START PASSAGE GIVEN

It is hard to imagine that Shell CEO Peter Voser would allow such injustice to occur on his watch, but Shell has claimed little responsibility for the torture of the Ogoni people and legal action taken against them has been dismissed after timely investigations. The Alien Torte Statute (ATS), heavily utilized by human rights activists I’m legal cases, is a 1789 law that grants jurisdiction to federal courts to hear tort claims by aliens alleging violations of the law of nations. In the recent case of Kiobel vs. Royal Dutch Petroleum (an Ogoni people case), the ATS was not upheld because the Supreme Court Judge Pierre Leval concurred that ATS regulation could not be applied to corporations, but only to individuals who have done harm (Global, 2013/Samp, 2013).

Where can justice be found for this people group? TGE reports that organizations including Amnesty International and Greenpeace are working together and currently conducting thorough investigations and gathering information on Shell to present to the courts. Until then, steps can be taken by those who are informed to bring awareness to this troubling practice that so terribly impacts the Ogoni people:

1. Share: because of Web 2.0, it is virtually possible to let the entire world know of an issue. Make sure your social media friends and networking associates are informed by posting and sharing the information you have read. Information is power.

2. Give: donate your time or your resources to the existing campaigns that are working hard to combat this issue. Investigations and legal work take time and money and these teams are going up against massive corporate giants.

END PASSAGE GIVEN
START DATASET ROWS

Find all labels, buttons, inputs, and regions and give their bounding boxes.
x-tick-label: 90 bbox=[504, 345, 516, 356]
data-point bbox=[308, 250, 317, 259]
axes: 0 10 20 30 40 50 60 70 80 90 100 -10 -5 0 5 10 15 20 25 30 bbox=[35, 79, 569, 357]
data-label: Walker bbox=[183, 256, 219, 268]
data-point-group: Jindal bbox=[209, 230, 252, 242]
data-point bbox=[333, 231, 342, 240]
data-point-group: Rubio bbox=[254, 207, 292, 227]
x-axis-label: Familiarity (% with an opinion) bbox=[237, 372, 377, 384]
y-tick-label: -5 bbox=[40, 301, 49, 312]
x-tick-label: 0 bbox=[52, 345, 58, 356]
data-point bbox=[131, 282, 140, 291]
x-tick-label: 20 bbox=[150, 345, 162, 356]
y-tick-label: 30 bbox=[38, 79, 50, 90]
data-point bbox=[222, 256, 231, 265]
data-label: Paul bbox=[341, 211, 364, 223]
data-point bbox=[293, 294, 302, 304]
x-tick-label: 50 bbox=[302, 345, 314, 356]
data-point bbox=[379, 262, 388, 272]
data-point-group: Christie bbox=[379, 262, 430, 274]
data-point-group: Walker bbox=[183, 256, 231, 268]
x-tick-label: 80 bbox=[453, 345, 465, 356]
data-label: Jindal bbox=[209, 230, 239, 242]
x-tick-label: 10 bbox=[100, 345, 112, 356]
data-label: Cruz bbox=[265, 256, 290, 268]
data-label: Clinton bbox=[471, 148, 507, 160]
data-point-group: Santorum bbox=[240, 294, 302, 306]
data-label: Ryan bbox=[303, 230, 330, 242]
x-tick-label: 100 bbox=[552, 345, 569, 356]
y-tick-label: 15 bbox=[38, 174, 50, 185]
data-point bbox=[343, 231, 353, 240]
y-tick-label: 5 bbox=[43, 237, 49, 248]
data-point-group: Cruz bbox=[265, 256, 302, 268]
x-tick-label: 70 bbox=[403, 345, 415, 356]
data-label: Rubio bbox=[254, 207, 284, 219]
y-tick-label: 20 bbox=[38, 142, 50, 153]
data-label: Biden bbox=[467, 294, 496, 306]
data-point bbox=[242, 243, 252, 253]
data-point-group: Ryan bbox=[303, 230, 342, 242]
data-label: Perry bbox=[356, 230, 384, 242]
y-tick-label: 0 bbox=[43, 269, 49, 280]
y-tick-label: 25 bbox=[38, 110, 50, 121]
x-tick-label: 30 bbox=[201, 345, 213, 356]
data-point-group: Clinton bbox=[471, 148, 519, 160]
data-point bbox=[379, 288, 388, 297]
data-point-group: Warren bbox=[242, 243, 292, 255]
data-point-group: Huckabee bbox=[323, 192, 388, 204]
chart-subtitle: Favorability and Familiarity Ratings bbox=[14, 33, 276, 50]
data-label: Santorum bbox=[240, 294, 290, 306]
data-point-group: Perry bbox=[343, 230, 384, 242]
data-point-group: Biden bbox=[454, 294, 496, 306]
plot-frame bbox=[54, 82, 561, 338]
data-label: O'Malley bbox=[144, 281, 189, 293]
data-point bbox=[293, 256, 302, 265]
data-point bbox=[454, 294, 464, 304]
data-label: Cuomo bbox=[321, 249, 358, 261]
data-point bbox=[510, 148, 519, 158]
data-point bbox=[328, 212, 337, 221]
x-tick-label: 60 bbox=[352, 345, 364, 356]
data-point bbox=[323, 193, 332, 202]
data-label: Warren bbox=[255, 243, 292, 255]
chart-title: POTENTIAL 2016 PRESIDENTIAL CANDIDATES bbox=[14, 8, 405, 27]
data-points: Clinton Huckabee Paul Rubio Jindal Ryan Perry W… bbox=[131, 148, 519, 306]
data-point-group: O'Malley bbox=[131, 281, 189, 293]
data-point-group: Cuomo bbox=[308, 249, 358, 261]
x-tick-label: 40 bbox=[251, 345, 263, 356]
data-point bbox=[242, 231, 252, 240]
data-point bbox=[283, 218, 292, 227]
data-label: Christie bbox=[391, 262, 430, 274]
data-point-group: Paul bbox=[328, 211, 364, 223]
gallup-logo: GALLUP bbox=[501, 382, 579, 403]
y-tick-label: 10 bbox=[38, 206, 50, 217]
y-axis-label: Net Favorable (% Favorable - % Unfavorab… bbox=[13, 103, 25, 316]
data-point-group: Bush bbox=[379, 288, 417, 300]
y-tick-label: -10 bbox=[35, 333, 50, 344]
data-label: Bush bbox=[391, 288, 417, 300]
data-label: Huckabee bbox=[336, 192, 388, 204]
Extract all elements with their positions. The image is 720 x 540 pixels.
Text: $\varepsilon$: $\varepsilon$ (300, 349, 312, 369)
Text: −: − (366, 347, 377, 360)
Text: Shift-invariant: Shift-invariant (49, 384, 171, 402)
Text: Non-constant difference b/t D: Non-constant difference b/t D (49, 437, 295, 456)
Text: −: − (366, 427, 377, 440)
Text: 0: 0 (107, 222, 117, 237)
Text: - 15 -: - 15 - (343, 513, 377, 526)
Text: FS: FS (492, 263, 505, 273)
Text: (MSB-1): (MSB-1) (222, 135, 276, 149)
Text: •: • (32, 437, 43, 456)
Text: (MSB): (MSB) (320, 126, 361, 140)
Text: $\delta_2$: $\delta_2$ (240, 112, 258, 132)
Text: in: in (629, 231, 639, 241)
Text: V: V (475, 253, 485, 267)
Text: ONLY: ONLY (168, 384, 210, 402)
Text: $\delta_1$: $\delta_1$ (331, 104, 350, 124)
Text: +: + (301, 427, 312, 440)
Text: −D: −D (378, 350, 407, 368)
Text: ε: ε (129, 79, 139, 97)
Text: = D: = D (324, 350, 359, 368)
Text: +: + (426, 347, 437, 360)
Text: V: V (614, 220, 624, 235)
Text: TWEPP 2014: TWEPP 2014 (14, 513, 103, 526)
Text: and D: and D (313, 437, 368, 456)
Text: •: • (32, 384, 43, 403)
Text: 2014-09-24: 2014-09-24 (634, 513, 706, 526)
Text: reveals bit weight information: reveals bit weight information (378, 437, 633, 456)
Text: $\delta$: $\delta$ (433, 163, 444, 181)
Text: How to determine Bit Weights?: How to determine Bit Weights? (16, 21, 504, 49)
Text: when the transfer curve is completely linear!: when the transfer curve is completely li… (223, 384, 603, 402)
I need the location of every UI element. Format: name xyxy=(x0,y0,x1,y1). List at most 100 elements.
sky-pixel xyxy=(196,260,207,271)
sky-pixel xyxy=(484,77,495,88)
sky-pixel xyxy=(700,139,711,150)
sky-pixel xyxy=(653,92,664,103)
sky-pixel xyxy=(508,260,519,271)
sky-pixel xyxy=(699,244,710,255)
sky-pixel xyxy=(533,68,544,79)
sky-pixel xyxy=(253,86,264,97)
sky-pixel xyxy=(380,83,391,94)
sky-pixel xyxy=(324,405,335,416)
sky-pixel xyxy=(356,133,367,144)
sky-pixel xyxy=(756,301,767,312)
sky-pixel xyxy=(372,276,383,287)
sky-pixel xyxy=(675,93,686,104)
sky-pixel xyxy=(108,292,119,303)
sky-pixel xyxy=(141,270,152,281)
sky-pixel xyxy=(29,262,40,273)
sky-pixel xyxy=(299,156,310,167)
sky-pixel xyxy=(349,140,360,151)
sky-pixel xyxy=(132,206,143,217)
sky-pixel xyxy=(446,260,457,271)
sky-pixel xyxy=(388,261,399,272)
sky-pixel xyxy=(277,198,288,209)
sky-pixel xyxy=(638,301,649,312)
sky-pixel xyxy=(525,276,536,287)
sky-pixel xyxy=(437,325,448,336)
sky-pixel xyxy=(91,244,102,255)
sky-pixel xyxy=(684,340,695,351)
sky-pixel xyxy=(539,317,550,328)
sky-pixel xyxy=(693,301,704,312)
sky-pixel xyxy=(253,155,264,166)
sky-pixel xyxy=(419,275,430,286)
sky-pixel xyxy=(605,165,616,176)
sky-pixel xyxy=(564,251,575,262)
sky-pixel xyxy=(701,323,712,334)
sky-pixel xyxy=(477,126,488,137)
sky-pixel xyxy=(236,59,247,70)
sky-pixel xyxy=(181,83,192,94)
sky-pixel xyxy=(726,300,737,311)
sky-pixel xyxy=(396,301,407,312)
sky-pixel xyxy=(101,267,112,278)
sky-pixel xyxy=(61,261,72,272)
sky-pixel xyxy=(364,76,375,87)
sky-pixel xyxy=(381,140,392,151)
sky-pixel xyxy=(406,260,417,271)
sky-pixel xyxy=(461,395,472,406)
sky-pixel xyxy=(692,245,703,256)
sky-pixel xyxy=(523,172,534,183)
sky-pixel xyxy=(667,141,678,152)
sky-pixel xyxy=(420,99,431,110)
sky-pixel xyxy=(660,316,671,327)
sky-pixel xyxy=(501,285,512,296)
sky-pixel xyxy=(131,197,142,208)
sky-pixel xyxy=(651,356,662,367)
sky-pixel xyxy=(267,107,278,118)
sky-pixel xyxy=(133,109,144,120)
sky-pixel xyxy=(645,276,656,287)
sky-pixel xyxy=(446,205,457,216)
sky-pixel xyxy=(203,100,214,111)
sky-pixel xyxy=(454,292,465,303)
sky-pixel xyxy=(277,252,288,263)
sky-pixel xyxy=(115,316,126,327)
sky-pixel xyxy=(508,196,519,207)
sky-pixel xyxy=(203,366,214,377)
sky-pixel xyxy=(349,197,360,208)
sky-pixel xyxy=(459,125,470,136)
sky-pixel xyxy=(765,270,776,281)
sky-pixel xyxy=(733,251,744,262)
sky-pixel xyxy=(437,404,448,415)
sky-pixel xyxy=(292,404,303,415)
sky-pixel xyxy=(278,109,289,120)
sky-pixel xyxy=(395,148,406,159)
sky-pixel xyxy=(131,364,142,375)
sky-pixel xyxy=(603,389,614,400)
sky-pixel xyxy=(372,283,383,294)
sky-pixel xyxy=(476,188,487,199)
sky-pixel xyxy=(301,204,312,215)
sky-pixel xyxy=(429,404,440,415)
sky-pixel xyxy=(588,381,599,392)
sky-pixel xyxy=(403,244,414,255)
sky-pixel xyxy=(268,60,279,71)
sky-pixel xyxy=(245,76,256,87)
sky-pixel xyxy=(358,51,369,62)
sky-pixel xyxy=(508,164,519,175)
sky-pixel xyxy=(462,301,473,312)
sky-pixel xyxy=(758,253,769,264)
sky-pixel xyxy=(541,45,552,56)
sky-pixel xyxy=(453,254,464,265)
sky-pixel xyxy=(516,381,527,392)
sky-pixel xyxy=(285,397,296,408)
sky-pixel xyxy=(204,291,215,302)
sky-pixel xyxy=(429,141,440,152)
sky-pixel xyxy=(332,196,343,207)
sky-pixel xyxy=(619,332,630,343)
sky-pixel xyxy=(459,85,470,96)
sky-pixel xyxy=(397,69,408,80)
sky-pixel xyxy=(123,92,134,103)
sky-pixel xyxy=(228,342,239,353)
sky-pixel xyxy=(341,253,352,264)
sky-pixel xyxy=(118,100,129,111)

END DATASET ROWS

■ **PROBLEMS**:
1) According to the passage on Shell and the Ogoni people, which two organizations are working together to investigate Shell?
2) Rewrite the paragraph in the passage on Shell and the Ogoni people that begins "Where can justice be found" in a shorter form, keeping its main facts.
You won't need the records to complete this work.

■ **WORKED SOLUTIONS**:
1) Amnesty International and Greenpeace.

2) TGE reports that Amnesty International, Greenpeace and other organizations are jointly investigating Shell and gathering information to present to the courts. Until then, informed people can raise awareness of this practice, which harms the Ogoni people.